WHAT YOU ARE ASKED TO DO: Reproduce the full listing below unchanged, apart from the pictures.

(Data records)
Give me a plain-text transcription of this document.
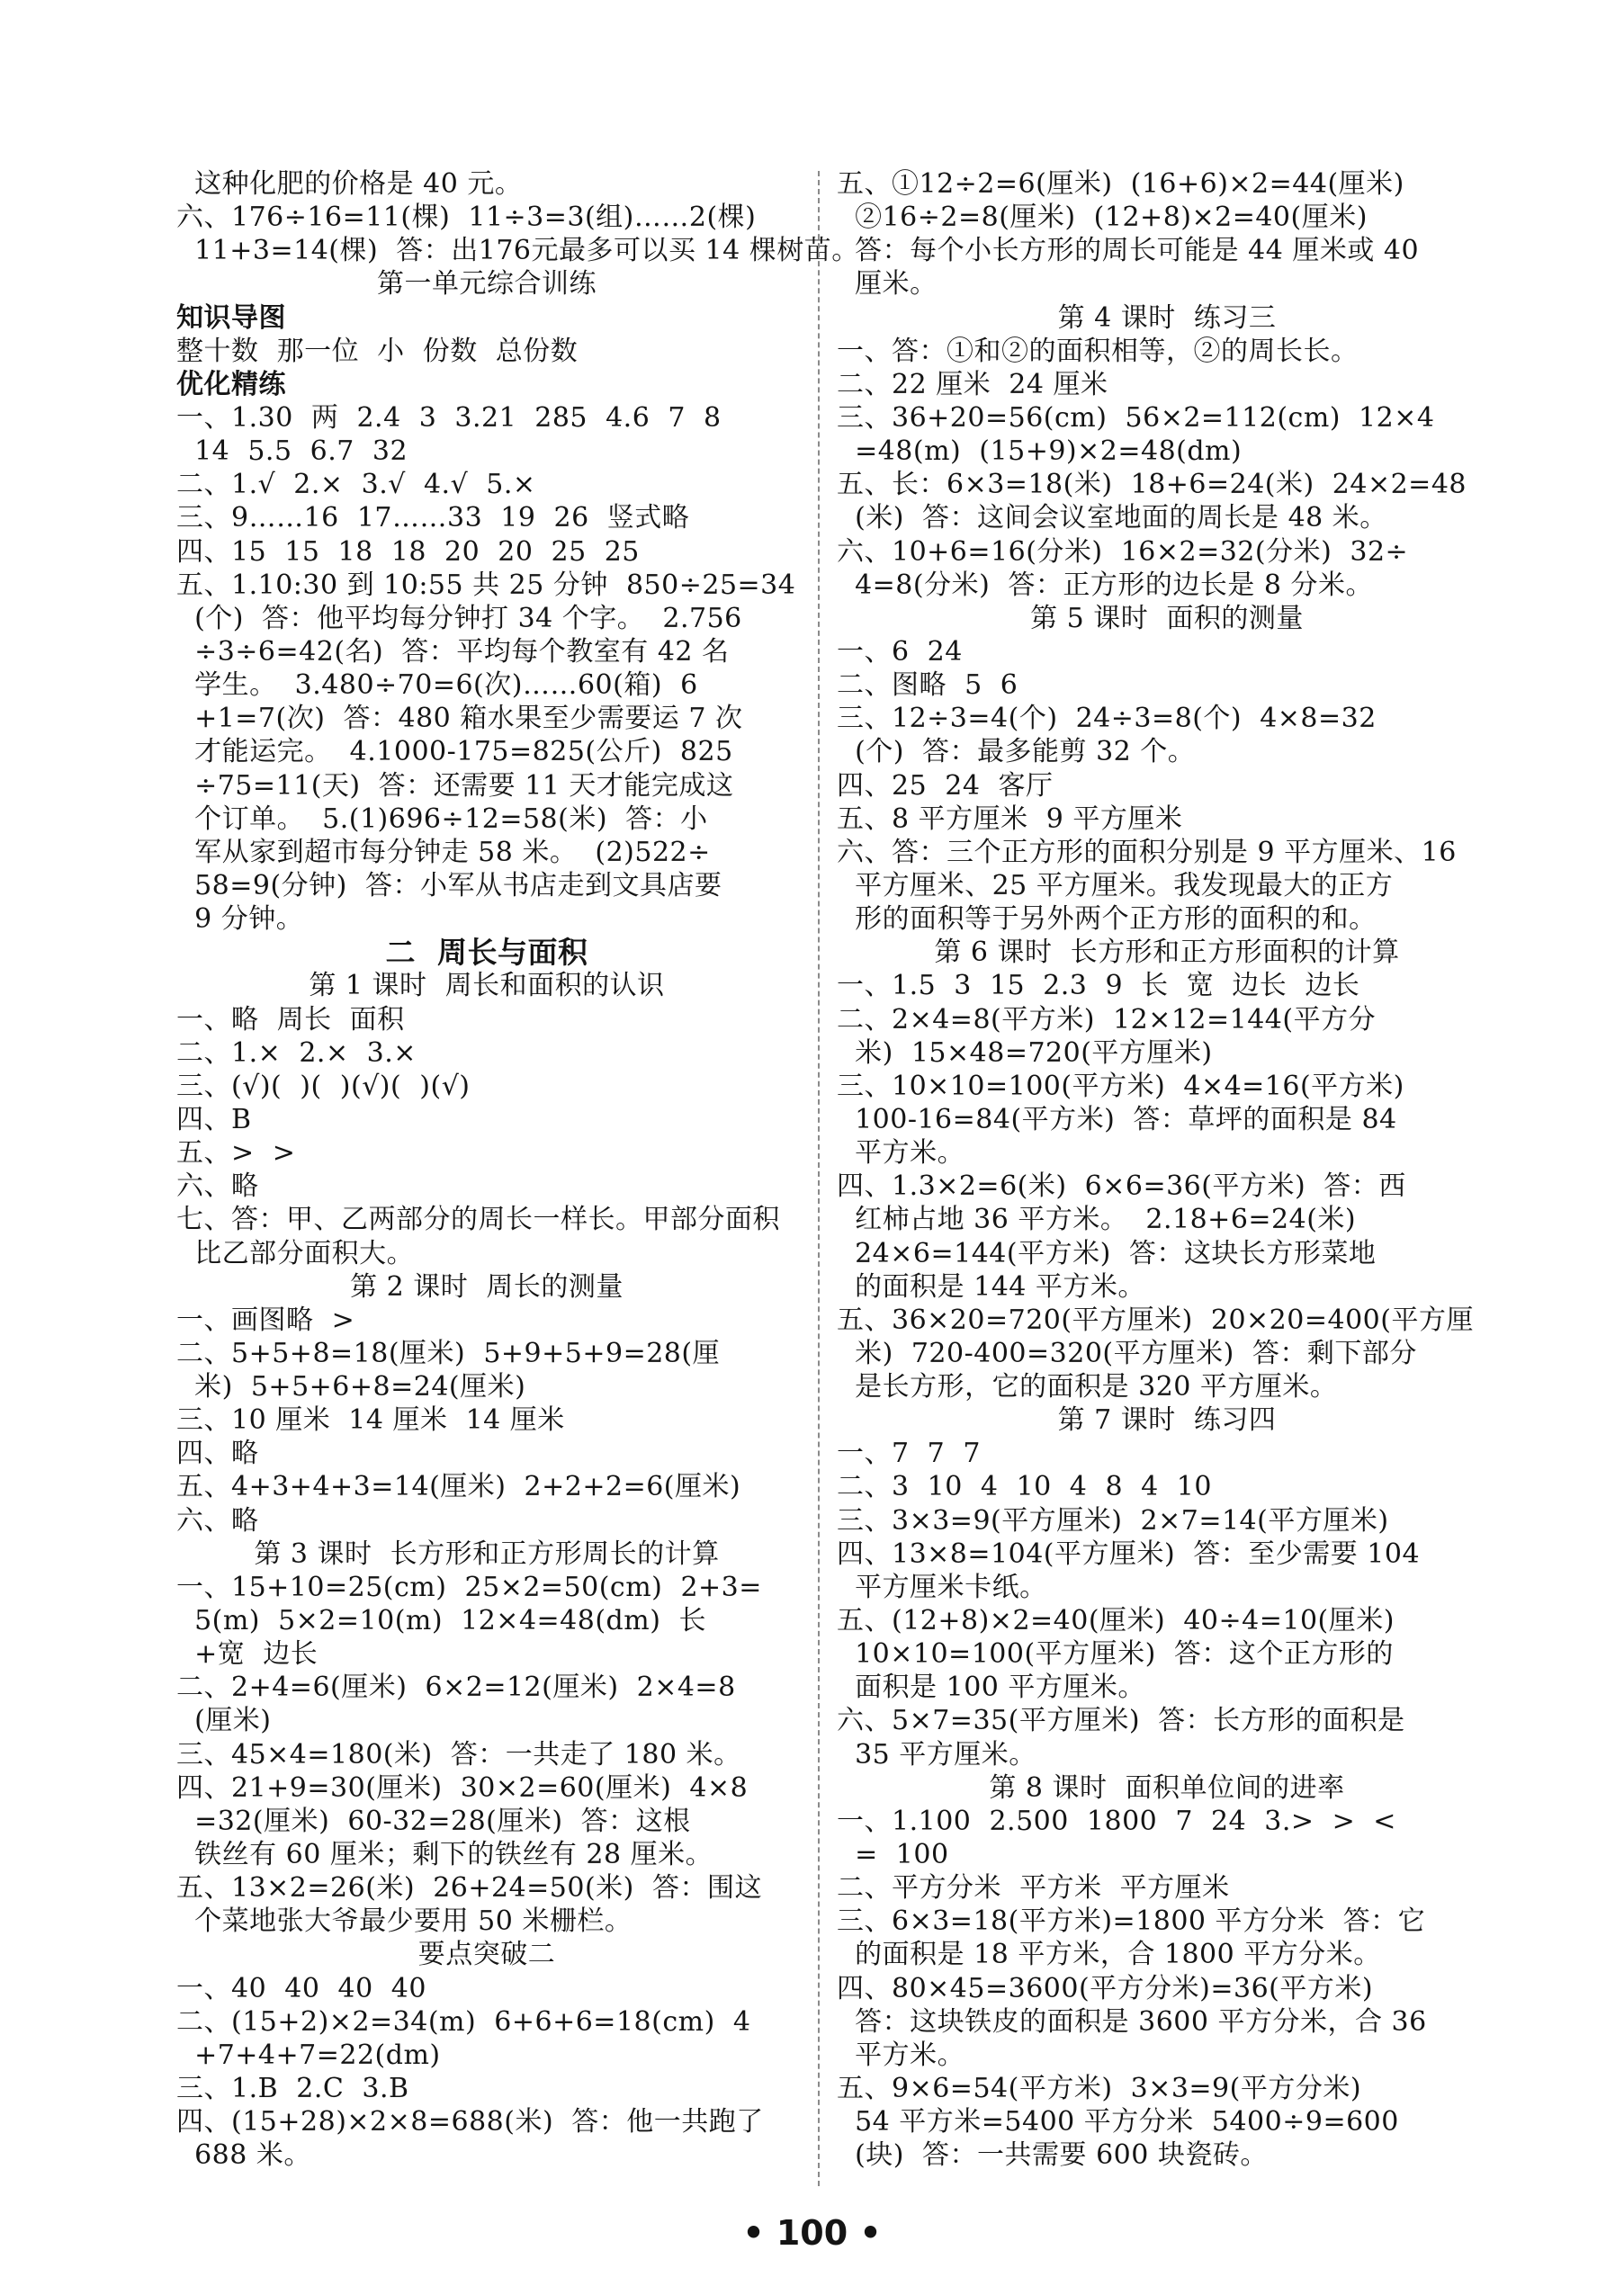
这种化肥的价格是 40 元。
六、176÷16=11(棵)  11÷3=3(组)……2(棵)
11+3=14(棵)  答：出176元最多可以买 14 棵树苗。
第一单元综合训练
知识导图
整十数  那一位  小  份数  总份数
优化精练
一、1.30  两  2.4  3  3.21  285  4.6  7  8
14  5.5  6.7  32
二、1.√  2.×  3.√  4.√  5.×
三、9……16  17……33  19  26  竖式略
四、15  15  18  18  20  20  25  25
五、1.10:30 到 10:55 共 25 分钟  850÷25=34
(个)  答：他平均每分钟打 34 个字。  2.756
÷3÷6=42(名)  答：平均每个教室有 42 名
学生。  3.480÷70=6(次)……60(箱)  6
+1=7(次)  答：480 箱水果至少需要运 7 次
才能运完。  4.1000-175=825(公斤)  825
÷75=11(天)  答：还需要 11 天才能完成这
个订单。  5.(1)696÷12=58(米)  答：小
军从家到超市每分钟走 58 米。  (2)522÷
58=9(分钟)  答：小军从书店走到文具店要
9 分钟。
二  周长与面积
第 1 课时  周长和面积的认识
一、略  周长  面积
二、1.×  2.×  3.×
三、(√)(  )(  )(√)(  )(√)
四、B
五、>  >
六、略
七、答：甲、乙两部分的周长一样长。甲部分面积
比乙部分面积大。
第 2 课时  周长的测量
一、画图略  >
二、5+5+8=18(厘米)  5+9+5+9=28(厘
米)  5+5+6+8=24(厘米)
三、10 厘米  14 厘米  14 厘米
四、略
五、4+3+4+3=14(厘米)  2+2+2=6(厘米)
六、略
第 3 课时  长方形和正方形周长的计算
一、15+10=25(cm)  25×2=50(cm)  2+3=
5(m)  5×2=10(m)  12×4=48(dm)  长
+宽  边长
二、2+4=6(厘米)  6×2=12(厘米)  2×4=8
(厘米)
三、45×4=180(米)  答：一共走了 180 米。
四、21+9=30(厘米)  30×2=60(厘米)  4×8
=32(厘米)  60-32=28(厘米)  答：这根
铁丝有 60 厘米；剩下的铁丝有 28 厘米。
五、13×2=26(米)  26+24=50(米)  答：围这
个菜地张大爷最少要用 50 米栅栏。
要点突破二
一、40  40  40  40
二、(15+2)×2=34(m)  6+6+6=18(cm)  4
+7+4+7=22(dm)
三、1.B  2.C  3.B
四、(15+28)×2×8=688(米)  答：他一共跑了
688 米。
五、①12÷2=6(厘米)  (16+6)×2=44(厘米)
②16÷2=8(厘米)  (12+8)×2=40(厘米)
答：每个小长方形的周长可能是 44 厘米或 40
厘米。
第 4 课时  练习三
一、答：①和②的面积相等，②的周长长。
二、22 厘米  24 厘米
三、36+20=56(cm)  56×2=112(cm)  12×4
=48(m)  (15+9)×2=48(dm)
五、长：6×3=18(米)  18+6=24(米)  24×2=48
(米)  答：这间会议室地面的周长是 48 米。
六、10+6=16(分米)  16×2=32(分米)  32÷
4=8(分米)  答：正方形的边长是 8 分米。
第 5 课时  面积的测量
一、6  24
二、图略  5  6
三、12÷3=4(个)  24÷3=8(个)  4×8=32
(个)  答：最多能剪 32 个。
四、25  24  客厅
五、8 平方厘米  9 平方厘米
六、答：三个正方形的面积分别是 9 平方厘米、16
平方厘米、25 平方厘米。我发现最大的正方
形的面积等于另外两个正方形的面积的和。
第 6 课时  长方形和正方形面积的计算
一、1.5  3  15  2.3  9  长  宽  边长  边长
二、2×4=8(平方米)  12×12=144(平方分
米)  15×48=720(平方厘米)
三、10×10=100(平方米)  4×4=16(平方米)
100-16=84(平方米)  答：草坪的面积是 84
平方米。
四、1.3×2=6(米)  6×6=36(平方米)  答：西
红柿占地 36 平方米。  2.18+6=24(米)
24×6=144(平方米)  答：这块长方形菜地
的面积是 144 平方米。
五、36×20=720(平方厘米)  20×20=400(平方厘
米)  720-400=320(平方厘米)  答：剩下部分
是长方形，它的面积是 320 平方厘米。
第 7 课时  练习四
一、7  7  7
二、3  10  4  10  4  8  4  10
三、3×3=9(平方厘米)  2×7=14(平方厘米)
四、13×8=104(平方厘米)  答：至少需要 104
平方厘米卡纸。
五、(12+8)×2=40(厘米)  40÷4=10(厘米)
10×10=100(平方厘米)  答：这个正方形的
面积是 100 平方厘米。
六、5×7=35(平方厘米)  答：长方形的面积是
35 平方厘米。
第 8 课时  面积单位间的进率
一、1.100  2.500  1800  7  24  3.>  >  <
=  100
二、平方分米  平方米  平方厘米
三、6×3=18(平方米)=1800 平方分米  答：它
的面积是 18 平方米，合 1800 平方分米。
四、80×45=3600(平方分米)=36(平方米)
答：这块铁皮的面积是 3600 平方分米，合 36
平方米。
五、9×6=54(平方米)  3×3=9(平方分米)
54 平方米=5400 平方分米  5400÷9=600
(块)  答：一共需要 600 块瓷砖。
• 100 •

OUTPUT FOR THIS EXERCISE:
Give me a plain-text transcription of this document.
这种化肥的价格是 40 元。
六、176÷16=11(棵)  11÷3=3(组)……2(棵)
11+3=14(棵)  答：出176元最多可以买 14 棵树苗。
第一单元综合训练
知识导图
整十数  那一位  小  份数  总份数
优化精练
一、1.30  两  2.4  3  3.21  285  4.6  7  8
14  5.5  6.7  32
二、1.√  2.×  3.√  4.√  5.×
三、9……16  17……33  19  26  竖式略
四、15  15  18  18  20  20  25  25
五、1.10:30 到 10:55 共 25 分钟  850÷25=34
(个)  答：他平均每分钟打 34 个字。  2.756
÷3÷6=42(名)  答：平均每个教室有 42 名
学生。  3.480÷70=6(次)……60(箱)  6
+1=7(次)  答：480 箱水果至少需要运 7 次
才能运完。  4.1000-175=825(公斤)  825
÷75=11(天)  答：还需要 11 天才能完成这
个订单。  5.(1)696÷12=58(米)  答：小
军从家到超市每分钟走 58 米。  (2)522÷
58=9(分钟)  答：小军从书店走到文具店要
9 分钟。
二  周长与面积
第 1 课时  周长和面积的认识
一、略  周长  面积
二、1.×  2.×  3.×
三、(√)(  )(  )(√)(  )(√)
四、B
五、>  >
六、略
七、答：甲、乙两部分的周长一样长。甲部分面积
比乙部分面积大。
第 2 课时  周长的测量
一、画图略  >
二、5+5+8=18(厘米)  5+9+5+9=28(厘
米)  5+5+6+8=24(厘米)
三、10 厘米  14 厘米  14 厘米
四、略
五、4+3+4+3=14(厘米)  2+2+2=6(厘米)
六、略
第 3 课时  长方形和正方形周长的计算
一、15+10=25(cm)  25×2=50(cm)  2+3=
5(m)  5×2=10(m)  12×4=48(dm)  长
+宽  边长
二、2+4=6(厘米)  6×2=12(厘米)  2×4=8
(厘米)
三、45×4=180(米)  答：一共走了 180 米。
四、21+9=30(厘米)  30×2=60(厘米)  4×8
=32(厘米)  60-32=28(厘米)  答：这根
铁丝有 60 厘米；剩下的铁丝有 28 厘米。
五、13×2=26(米)  26+24=50(米)  答：围这
个菜地张大爷最少要用 50 米栅栏。
要点突破二
一、40  40  40  40
二、(15+2)×2=34(m)  6+6+6=18(cm)  4
+7+4+7=22(dm)
三、1.B  2.C  3.B
四、(15+28)×2×8=688(米)  答：他一共跑了
688 米。
五、①12÷2=6(厘米)  (16+6)×2=44(厘米)
②16÷2=8(厘米)  (12+8)×2=40(厘米)
答：每个小长方形的周长可能是 44 厘米或 40
厘米。
第 4 课时  练习三
一、答：①和②的面积相等，②的周长长。
二、22 厘米  24 厘米
三、36+20=56(cm)  56×2=112(cm)  12×4
=48(m)  (15+9)×2=48(dm)
五、长：6×3=18(米)  18+6=24(米)  24×2=48
(米)  答：这间会议室地面的周长是 48 米。
六、10+6=16(分米)  16×2=32(分米)  32÷
4=8(分米)  答：正方形的边长是 8 分米。
第 5 课时  面积的测量
一、6  24
二、图略  5  6
三、12÷3=4(个)  24÷3=8(个)  4×8=32
(个)  答：最多能剪 32 个。
四、25  24  客厅
五、8 平方厘米  9 平方厘米
六、答：三个正方形的面积分别是 9 平方厘米、16
平方厘米、25 平方厘米。我发现最大的正方
形的面积等于另外两个正方形的面积的和。
第 6 课时  长方形和正方形面积的计算
一、1.5  3  15  2.3  9  长  宽  边长  边长
二、2×4=8(平方米)  12×12=144(平方分
米)  15×48=720(平方厘米)
三、10×10=100(平方米)  4×4=16(平方米)
100-16=84(平方米)  答：草坪的面积是 84
平方米。
四、1.3×2=6(米)  6×6=36(平方米)  答：西
红柿占地 36 平方米。  2.18+6=24(米)
24×6=144(平方米)  答：这块长方形菜地
的面积是 144 平方米。
五、36×20=720(平方厘米)  20×20=400(平方厘
米)  720-400=320(平方厘米)  答：剩下部分
是长方形，它的面积是 320 平方厘米。
第 7 课时  练习四
一、7  7  7
二、3  10  4  10  4  8  4  10
三、3×3=9(平方厘米)  2×7=14(平方厘米)
四、13×8=104(平方厘米)  答：至少需要 104
平方厘米卡纸。
五、(12+8)×2=40(厘米)  40÷4=10(厘米)
10×10=100(平方厘米)  答：这个正方形的
面积是 100 平方厘米。
六、5×7=35(平方厘米)  答：长方形的面积是
35 平方厘米。
第 8 课时  面积单位间的进率
一、1.100  2.500  1800  7  24  3.>  >  <
=  100
二、平方分米  平方米  平方厘米
三、6×3=18(平方米)=1800 平方分米  答：它
的面积是 18 平方米，合 1800 平方分米。
四、80×45=3600(平方分米)=36(平方米)
答：这块铁皮的面积是 3600 平方分米，合 36
平方米。
五、9×6=54(平方米)  3×3=9(平方分米)
54 平方米=5400 平方分米  5400÷9=600
(块)  答：一共需要 600 块瓷砖。
• 100 •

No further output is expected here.